(Collected data)
........
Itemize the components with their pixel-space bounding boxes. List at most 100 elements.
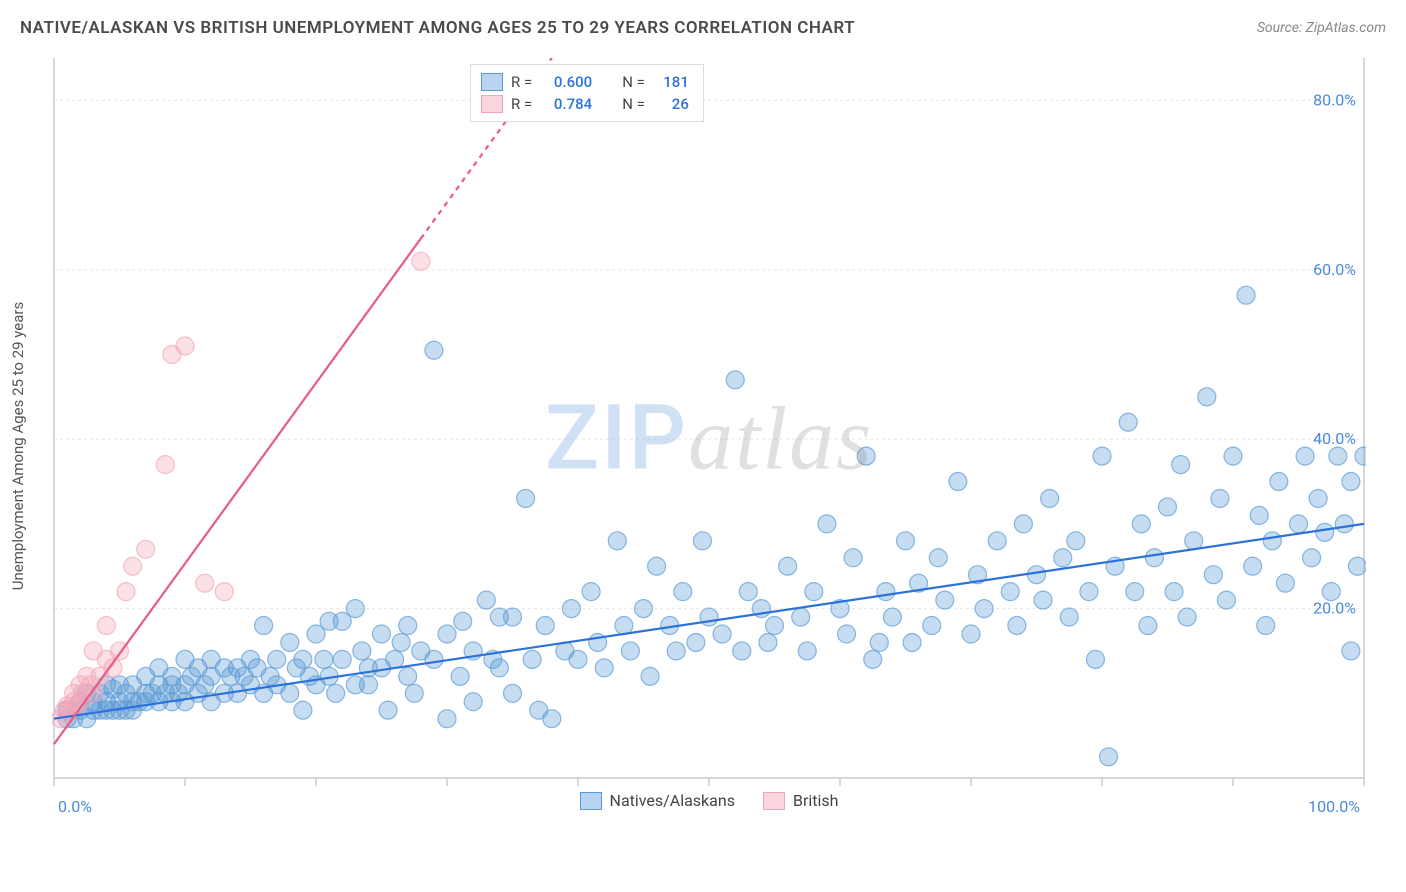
data-point: [268, 650, 286, 668]
data-point: [379, 701, 397, 719]
data-point: [674, 583, 692, 601]
legend-r-label: R =: [511, 73, 532, 91]
data-point: [1126, 583, 1144, 601]
data-point: [975, 600, 993, 618]
legend-n-value: 26: [653, 95, 689, 113]
data-point: [1204, 566, 1222, 584]
data-point: [641, 667, 659, 685]
data-point: [759, 633, 777, 651]
scatter-plot: 20.0%40.0%60.0%80.0%0.0%100.0%: [52, 58, 1366, 818]
data-point: [870, 633, 888, 651]
data-point: [1119, 413, 1137, 431]
chart-title: NATIVE/ALASKAN VS BRITISH UNEMPLOYMENT A…: [20, 18, 855, 38]
data-point: [1093, 447, 1111, 465]
data-point: [353, 642, 371, 660]
data-point: [281, 633, 299, 651]
legend-r-value: 0.600: [540, 73, 592, 91]
data-point: [536, 617, 554, 635]
data-point: [333, 650, 351, 668]
chart-area: 20.0%40.0%60.0%80.0%0.0%100.0% ZIPatlas …: [52, 58, 1366, 818]
data-point: [490, 659, 508, 677]
data-point: [1132, 515, 1150, 533]
data-point: [392, 633, 410, 651]
data-point: [693, 532, 711, 550]
data-point: [425, 341, 443, 359]
data-point: [97, 617, 115, 635]
data-point: [156, 456, 174, 474]
data-point: [988, 532, 1006, 550]
data-point: [517, 489, 535, 507]
data-point: [1217, 591, 1235, 609]
data-point: [1329, 447, 1347, 465]
data-point: [648, 557, 666, 575]
data-point: [1178, 608, 1196, 626]
data-point: [294, 701, 312, 719]
data-point: [635, 600, 653, 618]
data-point: [923, 617, 941, 635]
data-point: [543, 710, 561, 728]
series-legend-item: Natives/Alaskans: [580, 791, 735, 810]
data-point: [523, 650, 541, 668]
data-point: [1250, 506, 1268, 524]
data-point: [857, 447, 875, 465]
data-point: [621, 642, 639, 660]
data-point: [1224, 447, 1242, 465]
data-point: [1257, 617, 1275, 635]
legend-row: R = 0.600 N = 181: [481, 71, 689, 93]
data-point: [713, 625, 731, 643]
legend-row: R = 0.784 N = 26: [481, 93, 689, 115]
data-point: [1290, 515, 1308, 533]
legend-n-label: N =: [622, 95, 645, 113]
data-point: [805, 583, 823, 601]
data-point: [504, 608, 522, 626]
data-point: [255, 617, 273, 635]
series-name: Natives/Alaskans: [610, 791, 735, 810]
series-name: British: [793, 791, 838, 810]
data-point: [1028, 566, 1046, 584]
data-point: [1342, 473, 1360, 491]
data-point: [1100, 748, 1118, 766]
y-tick-label: 20.0%: [1313, 599, 1356, 618]
y-axis-label: Unemployment Among Ages 25 to 29 years: [9, 302, 27, 590]
data-point: [877, 583, 895, 601]
data-point: [779, 557, 797, 575]
data-point: [196, 574, 214, 592]
legend-n-label: N =: [622, 73, 645, 91]
data-point: [667, 642, 685, 660]
legend-r-label: R =: [511, 95, 532, 113]
data-point: [582, 583, 600, 601]
data-point: [903, 633, 921, 651]
data-point: [438, 710, 456, 728]
data-point: [399, 667, 417, 685]
data-point: [477, 591, 495, 609]
legend-swatch: [763, 792, 785, 810]
legend-swatch: [481, 73, 503, 91]
data-point: [838, 625, 856, 643]
data-point: [454, 612, 472, 630]
data-point: [1172, 456, 1190, 474]
chart-source: Source: ZipAtlas.com: [1257, 20, 1386, 36]
data-point: [1139, 617, 1157, 635]
data-point: [700, 608, 718, 626]
data-point: [315, 650, 333, 668]
data-point: [386, 650, 404, 668]
data-point: [1276, 574, 1294, 592]
data-point: [936, 591, 954, 609]
data-point: [438, 625, 456, 643]
data-point: [117, 583, 135, 601]
data-point: [1034, 591, 1052, 609]
data-point: [1355, 447, 1366, 465]
legend-swatch: [580, 792, 602, 810]
series-legend-item: British: [763, 791, 838, 810]
data-point: [1159, 498, 1177, 516]
data-point: [399, 617, 417, 635]
data-point: [1008, 617, 1026, 635]
data-point: [1263, 532, 1281, 550]
data-point: [883, 608, 901, 626]
data-point: [1041, 489, 1059, 507]
data-point: [1309, 489, 1327, 507]
data-point: [1237, 286, 1255, 304]
data-point: [451, 667, 469, 685]
data-point: [595, 659, 613, 677]
data-point: [1145, 549, 1163, 567]
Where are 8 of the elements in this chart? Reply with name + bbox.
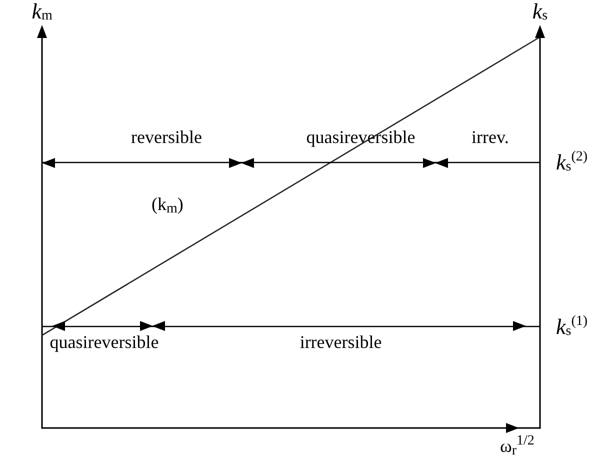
annotation: irrev. — [472, 126, 509, 147]
ref-line-label: ks(1) — [556, 314, 588, 339]
y-axis-title: km — [32, 0, 52, 24]
annotation: reversible — [131, 126, 202, 147]
y2-axis-title: ks — [532, 0, 548, 24]
annotation: irreversible — [300, 332, 382, 352]
annotation: quasireversible — [50, 332, 159, 352]
ref-line-label: ks(2) — [556, 150, 588, 175]
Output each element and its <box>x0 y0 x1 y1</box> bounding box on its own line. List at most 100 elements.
........
• Problem requirements
Reproduce every line of the records above verbatim, leaving out the pictures.

• Answer to the exercise
Itemize the components with their pixel-space bounding boxes. List at most 100 elements.
data-point: [268, 650, 286, 668]
data-point: [379, 701, 397, 719]
data-point: [674, 583, 692, 601]
legend-r-label: R =: [511, 73, 532, 91]
data-point: [1126, 583, 1144, 601]
data-point: [975, 600, 993, 618]
legend-n-value: 26: [653, 95, 689, 113]
data-point: [1204, 566, 1222, 584]
data-point: [641, 667, 659, 685]
data-point: [759, 633, 777, 651]
scatter-plot: 20.0%40.0%60.0%80.0%0.0%100.0%: [52, 58, 1366, 818]
data-point: [870, 633, 888, 651]
data-point: [1119, 413, 1137, 431]
chart-title: NATIVE/ALASKAN VS BRITISH UNEMPLOYMENT A…: [20, 18, 855, 38]
data-point: [1093, 447, 1111, 465]
data-point: [353, 642, 371, 660]
data-point: [281, 633, 299, 651]
legend-r-value: 0.600: [540, 73, 592, 91]
data-point: [536, 617, 554, 635]
data-point: [333, 650, 351, 668]
chart-area: 20.0%40.0%60.0%80.0%0.0%100.0% ZIPatlas …: [52, 58, 1366, 818]
data-point: [490, 659, 508, 677]
data-point: [1132, 515, 1150, 533]
data-point: [392, 633, 410, 651]
data-point: [693, 532, 711, 550]
data-point: [425, 341, 443, 359]
data-point: [97, 617, 115, 635]
data-point: [156, 456, 174, 474]
data-point: [988, 532, 1006, 550]
data-point: [517, 489, 535, 507]
data-point: [1217, 591, 1235, 609]
data-point: [1329, 447, 1347, 465]
data-point: [648, 557, 666, 575]
data-point: [1178, 608, 1196, 626]
data-point: [294, 701, 312, 719]
data-point: [635, 600, 653, 618]
data-point: [923, 617, 941, 635]
data-point: [543, 710, 561, 728]
series-legend-item: Natives/Alaskans: [580, 791, 735, 810]
data-point: [523, 650, 541, 668]
data-point: [1250, 506, 1268, 524]
data-point: [857, 447, 875, 465]
data-point: [621, 642, 639, 660]
data-point: [1224, 447, 1242, 465]
data-point: [1257, 617, 1275, 635]
legend-row: R = 0.600 N = 181: [481, 71, 689, 93]
data-point: [713, 625, 731, 643]
legend-row: R = 0.784 N = 26: [481, 93, 689, 115]
data-point: [1290, 515, 1308, 533]
legend-n-label: N =: [622, 95, 645, 113]
data-point: [805, 583, 823, 601]
data-point: [504, 608, 522, 626]
data-point: [255, 617, 273, 635]
series-name: Natives/Alaskans: [610, 791, 735, 810]
series-name: British: [793, 791, 838, 810]
data-point: [1028, 566, 1046, 584]
data-point: [1342, 473, 1360, 491]
data-point: [1100, 748, 1118, 766]
y-tick-label: 20.0%: [1313, 599, 1356, 618]
y-axis-label: Unemployment Among Ages 25 to 29 years: [9, 302, 27, 590]
data-point: [877, 583, 895, 601]
data-point: [779, 557, 797, 575]
data-point: [196, 574, 214, 592]
legend-n-label: N =: [622, 73, 645, 91]
data-point: [667, 642, 685, 660]
legend-r-label: R =: [511, 95, 532, 113]
data-point: [582, 583, 600, 601]
data-point: [903, 633, 921, 651]
data-point: [438, 710, 456, 728]
data-point: [399, 667, 417, 685]
data-point: [477, 591, 495, 609]
legend-swatch: [763, 792, 785, 810]
legend-swatch: [481, 73, 503, 91]
data-point: [838, 625, 856, 643]
data-point: [454, 612, 472, 630]
data-point: [1172, 456, 1190, 474]
chart-source: Source: ZipAtlas.com: [1257, 20, 1386, 36]
data-point: [1139, 617, 1157, 635]
data-point: [700, 608, 718, 626]
data-point: [315, 650, 333, 668]
data-point: [386, 650, 404, 668]
data-point: [1276, 574, 1294, 592]
data-point: [936, 591, 954, 609]
data-point: [438, 625, 456, 643]
data-point: [117, 583, 135, 601]
data-point: [1034, 591, 1052, 609]
data-point: [1355, 447, 1366, 465]
legend-swatch: [580, 792, 602, 810]
series-legend-item: British: [763, 791, 838, 810]
data-point: [1159, 498, 1177, 516]
data-point: [399, 617, 417, 635]
data-point: [1008, 617, 1026, 635]
data-point: [1263, 532, 1281, 550]
data-point: [883, 608, 901, 626]
data-point: [1041, 489, 1059, 507]
data-point: [1309, 489, 1327, 507]
data-point: [1237, 286, 1255, 304]
data-point: [451, 667, 469, 685]
data-point: [595, 659, 613, 677]
data-point: [1145, 549, 1163, 567]
Where are 8 of the elements in this chart? Reply with name + bbox.
annotation: irrev. — [472, 126, 509, 147]
ref-line-label: ks(1) — [556, 314, 588, 339]
y-axis-title: km — [32, 0, 52, 24]
annotation: reversible — [131, 126, 202, 147]
y2-axis-title: ks — [532, 0, 548, 24]
annotation: irreversible — [300, 332, 382, 352]
annotation: quasireversible — [50, 332, 159, 352]
ref-line-label: ks(2) — [556, 150, 588, 175]
Output each element and its <box>x0 y0 x1 y1</box> bounding box on its own line. List at most 100 elements.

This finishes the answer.